• **Required work**
Copy the data that follows, character for character, minus the pictures.

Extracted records
·····
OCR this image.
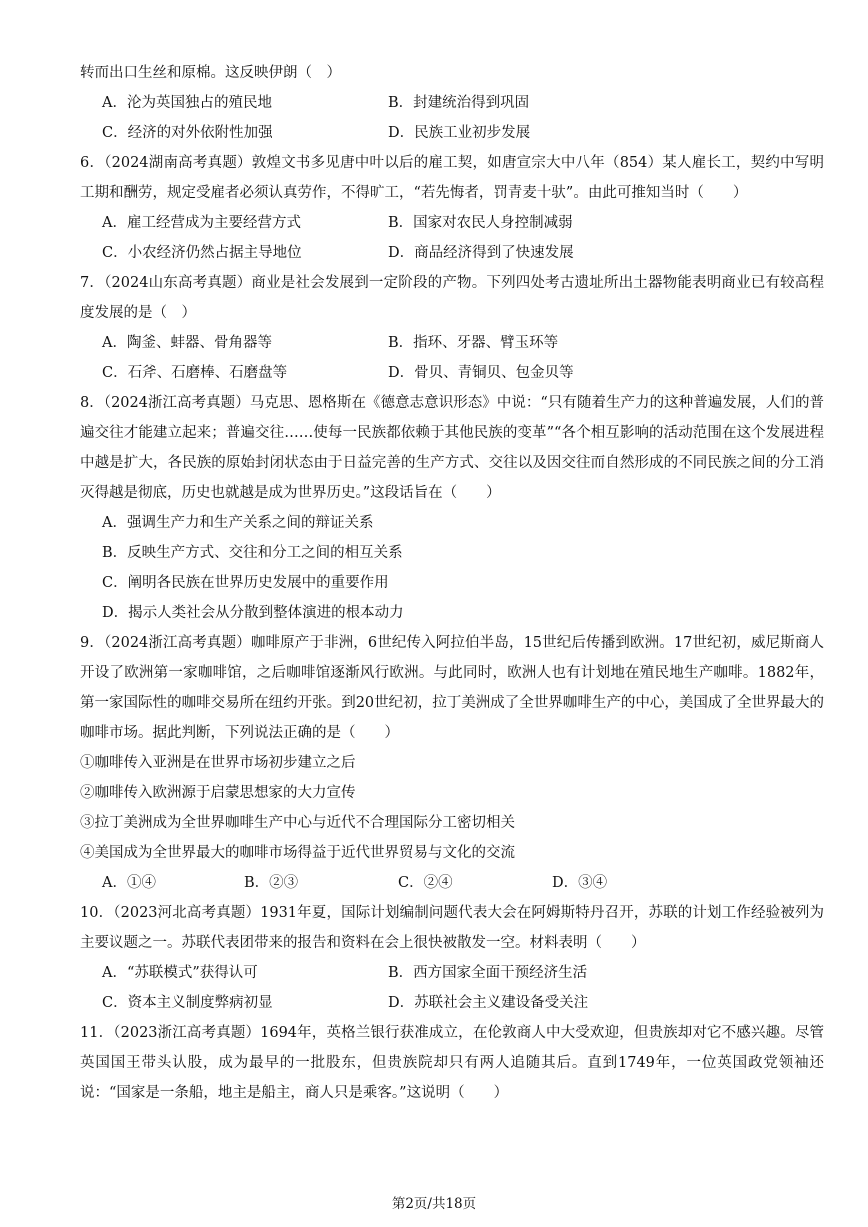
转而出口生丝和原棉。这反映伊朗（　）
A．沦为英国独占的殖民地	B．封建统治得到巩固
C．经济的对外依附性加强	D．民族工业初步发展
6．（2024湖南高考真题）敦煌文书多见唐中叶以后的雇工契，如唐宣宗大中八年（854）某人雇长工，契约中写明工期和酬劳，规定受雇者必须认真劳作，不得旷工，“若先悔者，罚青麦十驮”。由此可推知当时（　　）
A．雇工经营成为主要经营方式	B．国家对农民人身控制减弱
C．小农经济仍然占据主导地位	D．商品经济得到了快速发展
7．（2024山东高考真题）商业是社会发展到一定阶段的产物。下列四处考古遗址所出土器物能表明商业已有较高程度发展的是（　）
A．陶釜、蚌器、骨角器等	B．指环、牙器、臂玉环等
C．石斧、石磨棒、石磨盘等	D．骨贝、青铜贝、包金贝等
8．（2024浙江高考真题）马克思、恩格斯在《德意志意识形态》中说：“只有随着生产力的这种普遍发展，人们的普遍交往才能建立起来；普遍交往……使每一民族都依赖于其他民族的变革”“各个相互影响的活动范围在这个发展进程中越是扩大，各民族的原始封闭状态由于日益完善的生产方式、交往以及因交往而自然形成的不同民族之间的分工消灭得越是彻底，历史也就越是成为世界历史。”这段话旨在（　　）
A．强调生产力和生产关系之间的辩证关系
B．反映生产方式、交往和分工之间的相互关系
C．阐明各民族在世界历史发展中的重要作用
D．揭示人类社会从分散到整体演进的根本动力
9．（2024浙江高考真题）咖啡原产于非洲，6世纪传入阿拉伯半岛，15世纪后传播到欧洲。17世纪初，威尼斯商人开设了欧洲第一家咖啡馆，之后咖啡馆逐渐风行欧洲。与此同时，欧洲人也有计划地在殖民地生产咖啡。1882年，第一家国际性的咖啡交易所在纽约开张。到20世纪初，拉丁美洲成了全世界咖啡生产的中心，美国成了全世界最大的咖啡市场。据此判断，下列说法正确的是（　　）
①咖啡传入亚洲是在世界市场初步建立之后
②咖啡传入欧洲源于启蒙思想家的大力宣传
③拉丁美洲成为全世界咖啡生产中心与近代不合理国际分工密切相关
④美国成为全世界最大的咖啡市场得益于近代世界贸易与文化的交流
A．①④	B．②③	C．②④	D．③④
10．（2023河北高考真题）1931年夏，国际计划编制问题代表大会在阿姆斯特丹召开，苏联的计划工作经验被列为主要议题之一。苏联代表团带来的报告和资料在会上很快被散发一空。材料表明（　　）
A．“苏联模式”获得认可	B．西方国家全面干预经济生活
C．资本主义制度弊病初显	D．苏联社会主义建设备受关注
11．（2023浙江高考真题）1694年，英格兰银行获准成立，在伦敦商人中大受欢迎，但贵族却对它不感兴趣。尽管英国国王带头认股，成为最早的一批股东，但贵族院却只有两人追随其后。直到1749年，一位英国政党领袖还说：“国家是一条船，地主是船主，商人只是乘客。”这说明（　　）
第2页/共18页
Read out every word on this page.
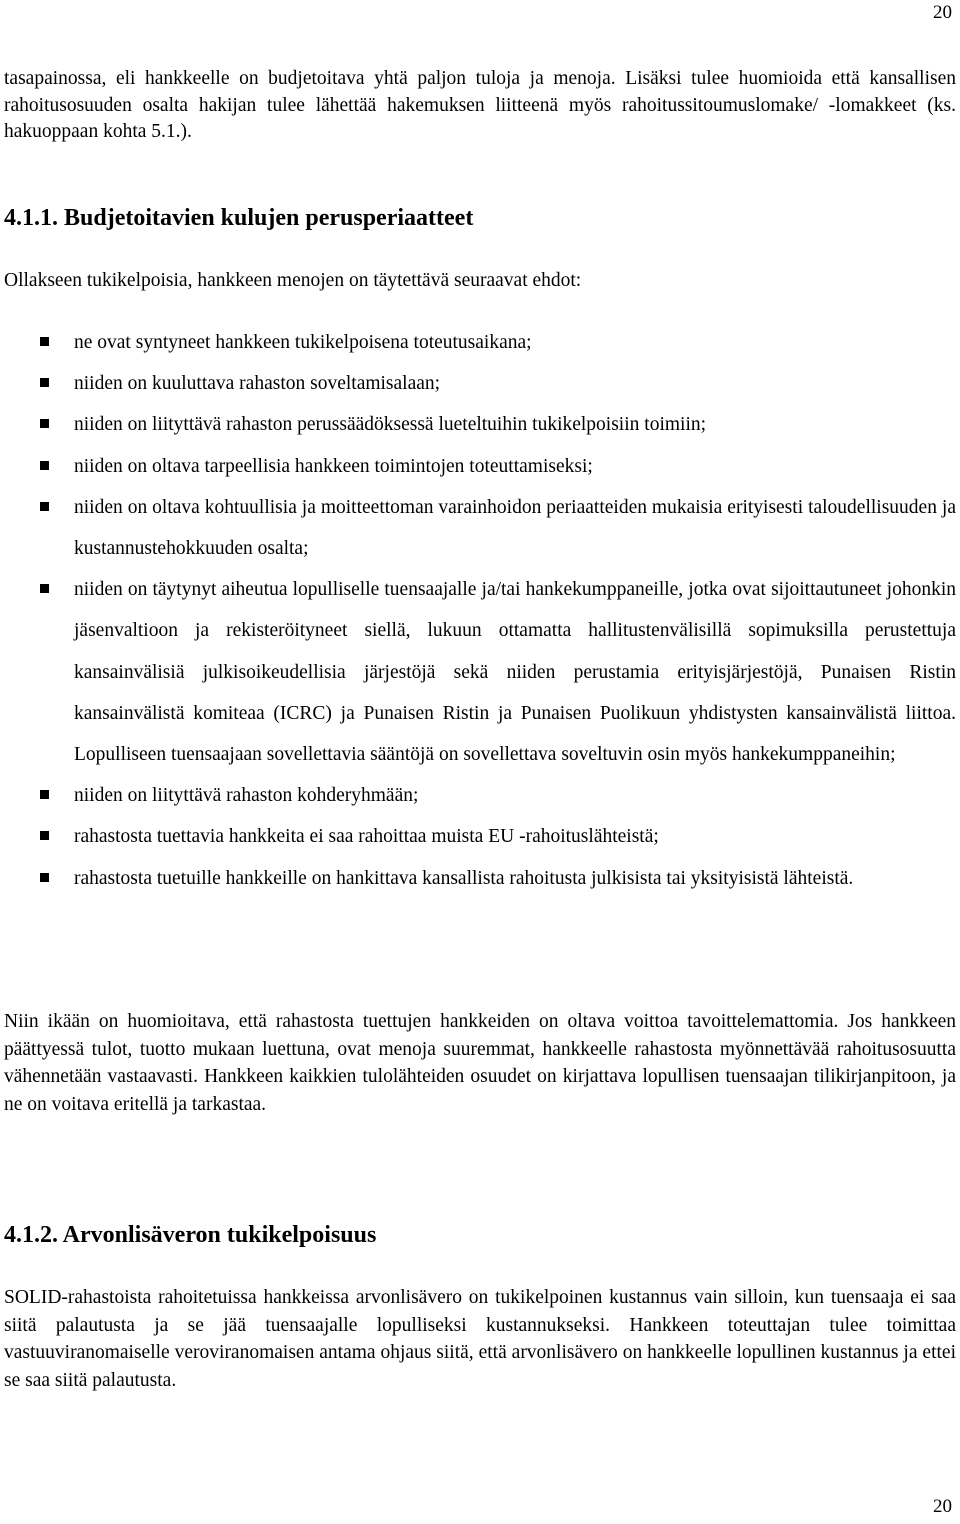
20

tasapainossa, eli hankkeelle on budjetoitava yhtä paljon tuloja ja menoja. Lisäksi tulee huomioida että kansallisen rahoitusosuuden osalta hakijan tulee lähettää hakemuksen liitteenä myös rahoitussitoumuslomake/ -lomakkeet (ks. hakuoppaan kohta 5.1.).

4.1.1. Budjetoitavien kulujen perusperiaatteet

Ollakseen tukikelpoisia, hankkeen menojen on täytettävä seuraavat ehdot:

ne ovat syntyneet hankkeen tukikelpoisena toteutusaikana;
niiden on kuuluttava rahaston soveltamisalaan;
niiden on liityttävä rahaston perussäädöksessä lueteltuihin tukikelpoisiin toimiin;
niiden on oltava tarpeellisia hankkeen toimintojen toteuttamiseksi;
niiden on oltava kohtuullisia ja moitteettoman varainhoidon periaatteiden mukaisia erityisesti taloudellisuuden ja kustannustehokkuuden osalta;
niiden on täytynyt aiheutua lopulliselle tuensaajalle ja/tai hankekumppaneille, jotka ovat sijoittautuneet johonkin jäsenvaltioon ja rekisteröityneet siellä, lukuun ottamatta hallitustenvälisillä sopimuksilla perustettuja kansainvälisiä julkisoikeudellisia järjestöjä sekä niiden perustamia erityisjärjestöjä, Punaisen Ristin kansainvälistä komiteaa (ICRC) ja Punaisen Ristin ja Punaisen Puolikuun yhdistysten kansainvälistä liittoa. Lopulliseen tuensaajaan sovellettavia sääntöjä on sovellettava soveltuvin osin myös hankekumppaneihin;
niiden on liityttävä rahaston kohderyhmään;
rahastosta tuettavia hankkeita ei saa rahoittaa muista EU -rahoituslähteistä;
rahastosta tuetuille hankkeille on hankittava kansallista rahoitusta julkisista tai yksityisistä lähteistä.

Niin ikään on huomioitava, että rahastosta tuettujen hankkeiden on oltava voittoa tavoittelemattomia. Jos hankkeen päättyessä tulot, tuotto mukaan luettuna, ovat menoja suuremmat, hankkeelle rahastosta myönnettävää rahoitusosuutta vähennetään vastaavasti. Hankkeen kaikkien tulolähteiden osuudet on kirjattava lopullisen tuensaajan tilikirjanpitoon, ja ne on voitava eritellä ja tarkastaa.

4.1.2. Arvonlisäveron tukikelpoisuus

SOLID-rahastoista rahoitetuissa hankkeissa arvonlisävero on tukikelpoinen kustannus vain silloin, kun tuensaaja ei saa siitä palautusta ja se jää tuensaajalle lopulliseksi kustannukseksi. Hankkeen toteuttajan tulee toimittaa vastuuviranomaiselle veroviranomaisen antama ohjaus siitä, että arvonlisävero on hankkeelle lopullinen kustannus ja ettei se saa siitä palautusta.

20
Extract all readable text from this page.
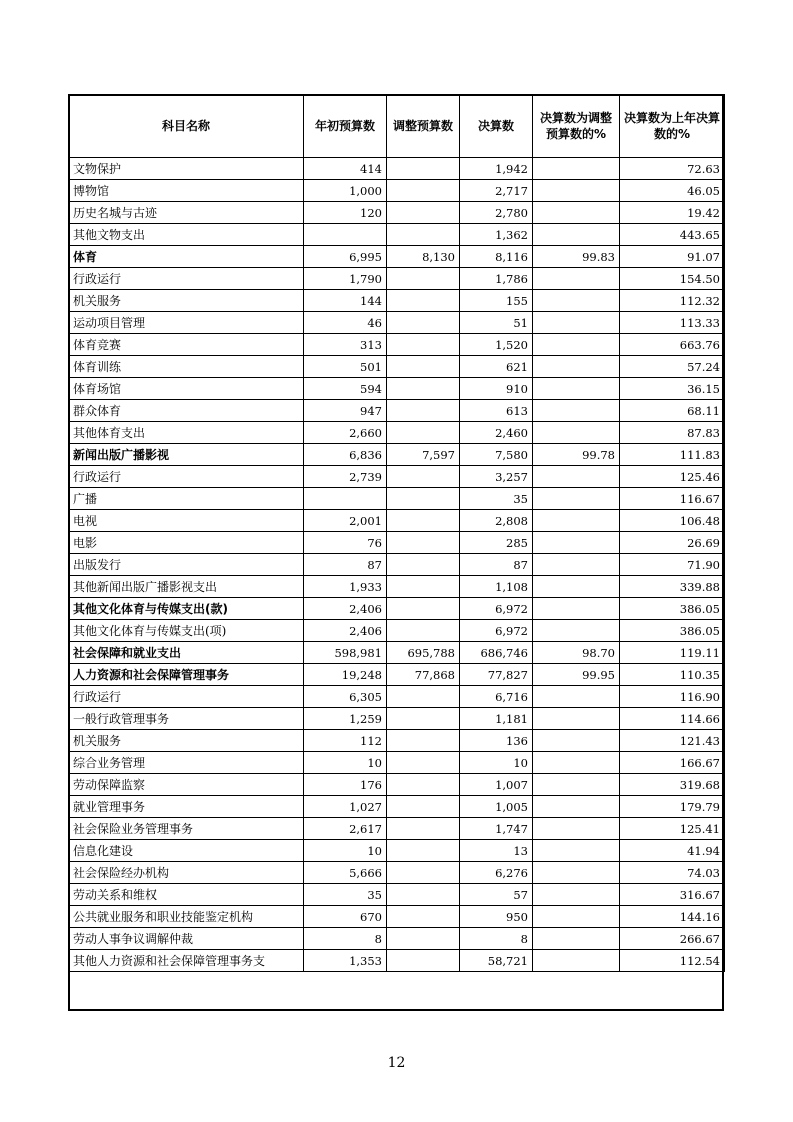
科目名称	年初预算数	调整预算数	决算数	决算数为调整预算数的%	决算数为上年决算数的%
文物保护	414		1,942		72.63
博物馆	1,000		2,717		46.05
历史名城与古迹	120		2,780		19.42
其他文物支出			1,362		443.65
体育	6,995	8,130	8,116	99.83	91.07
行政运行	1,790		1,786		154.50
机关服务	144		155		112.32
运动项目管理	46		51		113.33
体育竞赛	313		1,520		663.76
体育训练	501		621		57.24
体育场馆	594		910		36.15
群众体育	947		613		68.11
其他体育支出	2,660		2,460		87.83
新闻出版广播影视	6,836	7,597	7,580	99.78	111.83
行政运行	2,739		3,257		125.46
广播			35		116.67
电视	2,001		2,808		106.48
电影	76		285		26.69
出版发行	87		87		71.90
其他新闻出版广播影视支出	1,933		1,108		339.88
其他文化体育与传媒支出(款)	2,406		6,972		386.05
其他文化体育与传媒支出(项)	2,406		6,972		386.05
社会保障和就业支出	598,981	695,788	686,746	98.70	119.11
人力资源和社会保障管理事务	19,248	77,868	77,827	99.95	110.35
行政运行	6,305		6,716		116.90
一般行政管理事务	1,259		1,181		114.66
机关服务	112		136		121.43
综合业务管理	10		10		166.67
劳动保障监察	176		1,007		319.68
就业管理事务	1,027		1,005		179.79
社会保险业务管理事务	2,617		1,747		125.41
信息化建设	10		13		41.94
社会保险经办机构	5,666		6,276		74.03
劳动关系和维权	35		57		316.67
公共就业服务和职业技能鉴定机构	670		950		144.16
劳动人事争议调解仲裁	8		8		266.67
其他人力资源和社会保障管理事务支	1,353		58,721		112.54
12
·····
• **Exercise solution**
OCR this image.
转而出口生丝和原棉。这反映伊朗（　）
A．沦为英国独占的殖民地	B．封建统治得到巩固
C．经济的对外依附性加强	D．民族工业初步发展
6．（2024湖南高考真题）敦煌文书多见唐中叶以后的雇工契，如唐宣宗大中八年（854）某人雇长工，契约中写明工期和酬劳，规定受雇者必须认真劳作，不得旷工，“若先悔者，罚青麦十驮”。由此可推知当时（　　）
A．雇工经营成为主要经营方式	B．国家对农民人身控制减弱
C．小农经济仍然占据主导地位	D．商品经济得到了快速发展
7．（2024山东高考真题）商业是社会发展到一定阶段的产物。下列四处考古遗址所出土器物能表明商业已有较高程度发展的是（　）
A．陶釜、蚌器、骨角器等	B．指环、牙器、臂玉环等
C．石斧、石磨棒、石磨盘等	D．骨贝、青铜贝、包金贝等
8．（2024浙江高考真题）马克思、恩格斯在《德意志意识形态》中说：“只有随着生产力的这种普遍发展，人们的普遍交往才能建立起来；普遍交往……使每一民族都依赖于其他民族的变革”“各个相互影响的活动范围在这个发展进程中越是扩大，各民族的原始封闭状态由于日益完善的生产方式、交往以及因交往而自然形成的不同民族之间的分工消灭得越是彻底，历史也就越是成为世界历史。”这段话旨在（　　）
A．强调生产力和生产关系之间的辩证关系
B．反映生产方式、交往和分工之间的相互关系
C．阐明各民族在世界历史发展中的重要作用
D．揭示人类社会从分散到整体演进的根本动力
9．（2024浙江高考真题）咖啡原产于非洲，6世纪传入阿拉伯半岛，15世纪后传播到欧洲。17世纪初，威尼斯商人开设了欧洲第一家咖啡馆，之后咖啡馆逐渐风行欧洲。与此同时，欧洲人也有计划地在殖民地生产咖啡。1882年，第一家国际性的咖啡交易所在纽约开张。到20世纪初，拉丁美洲成了全世界咖啡生产的中心，美国成了全世界最大的咖啡市场。据此判断，下列说法正确的是（　　）
①咖啡传入亚洲是在世界市场初步建立之后
②咖啡传入欧洲源于启蒙思想家的大力宣传
③拉丁美洲成为全世界咖啡生产中心与近代不合理国际分工密切相关
④美国成为全世界最大的咖啡市场得益于近代世界贸易与文化的交流
A．①④	B．②③	C．②④	D．③④
10．（2023河北高考真题）1931年夏，国际计划编制问题代表大会在阿姆斯特丹召开，苏联的计划工作经验被列为主要议题之一。苏联代表团带来的报告和资料在会上很快被散发一空。材料表明（　　）
A．“苏联模式”获得认可	B．西方国家全面干预经济生活
C．资本主义制度弊病初显	D．苏联社会主义建设备受关注
11．（2023浙江高考真题）1694年，英格兰银行获准成立，在伦敦商人中大受欢迎，但贵族却对它不感兴趣。尽管英国国王带头认股，成为最早的一批股东，但贵族院却只有两人追随其后。直到1749年，一位英国政党领袖还说：“国家是一条船，地主是船主，商人只是乘客。”这说明（　　）
第2页/共18页
Read out every word on this page.
20

tasapainossa, eli hankkeelle on budjetoitava yhtä paljon tuloja ja menoja. Lisäksi tulee huomioida että kansallisen rahoitusosuuden osalta hakijan tulee lähettää hakemuksen liitteenä myös rahoitussitoumuslomake/ -lomakkeet (ks. hakuoppaan kohta 5.1.).

4.1.1. Budjetoitavien kulujen perusperiaatteet

Ollakseen tukikelpoisia, hankkeen menojen on täytettävä seuraavat ehdot:

ne ovat syntyneet hankkeen tukikelpoisena toteutusaikana;
niiden on kuuluttava rahaston soveltamisalaan;
niiden on liityttävä rahaston perussäädöksessä lueteltuihin tukikelpoisiin toimiin;
niiden on oltava tarpeellisia hankkeen toimintojen toteuttamiseksi;
niiden on oltava kohtuullisia ja moitteettoman varainhoidon periaatteiden mukaisia erityisesti taloudellisuuden ja kustannustehokkuuden osalta;
niiden on täytynyt aiheutua lopulliselle tuensaajalle ja/tai hankekumppaneille, jotka ovat sijoittautuneet johonkin jäsenvaltioon ja rekisteröityneet siellä, lukuun ottamatta hallitustenvälisillä sopimuksilla perustettuja kansainvälisiä julkisoikeudellisia järjestöjä sekä niiden perustamia erityisjärjestöjä, Punaisen Ristin kansainvälistä komiteaa (ICRC) ja Punaisen Ristin ja Punaisen Puolikuun yhdistysten kansainvälistä liittoa. Lopulliseen tuensaajaan sovellettavia sääntöjä on sovellettava soveltuvin osin myös hankekumppaneihin;
niiden on liityttävä rahaston kohderyhmään;
rahastosta tuettavia hankkeita ei saa rahoittaa muista EU -rahoituslähteistä;
rahastosta tuetuille hankkeille on hankittava kansallista rahoitusta julkisista tai yksityisistä lähteistä.

Niin ikään on huomioitava, että rahastosta tuettujen hankkeiden on oltava voittoa tavoittelemattomia. Jos hankkeen päättyessä tulot, tuotto mukaan luettuna, ovat menoja suuremmat, hankkeelle rahastosta myönnettävää rahoitusosuutta vähennetään vastaavasti. Hankkeen kaikkien tulolähteiden osuudet on kirjattava lopullisen tuensaajan tilikirjanpitoon, ja ne on voitava eritellä ja tarkastaa.

4.1.2. Arvonlisäveron tukikelpoisuus

SOLID-rahastoista rahoitetuissa hankkeissa arvonlisävero on tukikelpoinen kustannus vain silloin, kun tuensaaja ei saa siitä palautusta ja se jää tuensaajalle lopulliseksi kustannukseksi. Hankkeen toteuttajan tulee toimittaa vastuuviranomaiselle veroviranomaisen antama ohjaus siitä, että arvonlisävero on hankkeelle lopullinen kustannus ja ettei se saa siitä palautusta.

20
Extract all readable text from this page.
科目名称	年初预算数	调整预算数	决算数	决算数为调整预算数的%	决算数为上年决算数的%
文物保护	414		1,942		72.63
博物馆	1,000		2,717		46.05
历史名城与古迹	120		2,780		19.42
其他文物支出			1,362		443.65
体育	6,995	8,130	8,116	99.83	91.07
行政运行	1,790		1,786		154.50
机关服务	144		155		112.32
运动项目管理	46		51		113.33
体育竞赛	313		1,520		663.76
体育训练	501		621		57.24
体育场馆	594		910		36.15
群众体育	947		613		68.11
其他体育支出	2,660		2,460		87.83
新闻出版广播影视	6,836	7,597	7,580	99.78	111.83
行政运行	2,739		3,257		125.46
广播			35		116.67
电视	2,001		2,808		106.48
电影	76		285		26.69
出版发行	87		87		71.90
其他新闻出版广播影视支出	1,933		1,108		339.88
其他文化体育与传媒支出(款)	2,406		6,972		386.05
其他文化体育与传媒支出(项)	2,406		6,972		386.05
社会保障和就业支出	598,981	695,788	686,746	98.70	119.11
人力资源和社会保障管理事务	19,248	77,868	77,827	99.95	110.35
行政运行	6,305		6,716		116.90
一般行政管理事务	1,259		1,181		114.66
机关服务	112		136		121.43
综合业务管理	10		10		166.67
劳动保障监察	176		1,007		319.68
就业管理事务	1,027		1,005		179.79
社会保险业务管理事务	2,617		1,747		125.41
信息化建设	10		13		41.94
社会保险经办机构	5,666		6,276		74.03
劳动关系和维权	35		57		316.67
公共就业服务和职业技能鉴定机构	670		950		144.16
劳动人事争议调解仲裁	8		8		266.67
其他人力资源和社会保障管理事务支	1,353		58,721		112.54
12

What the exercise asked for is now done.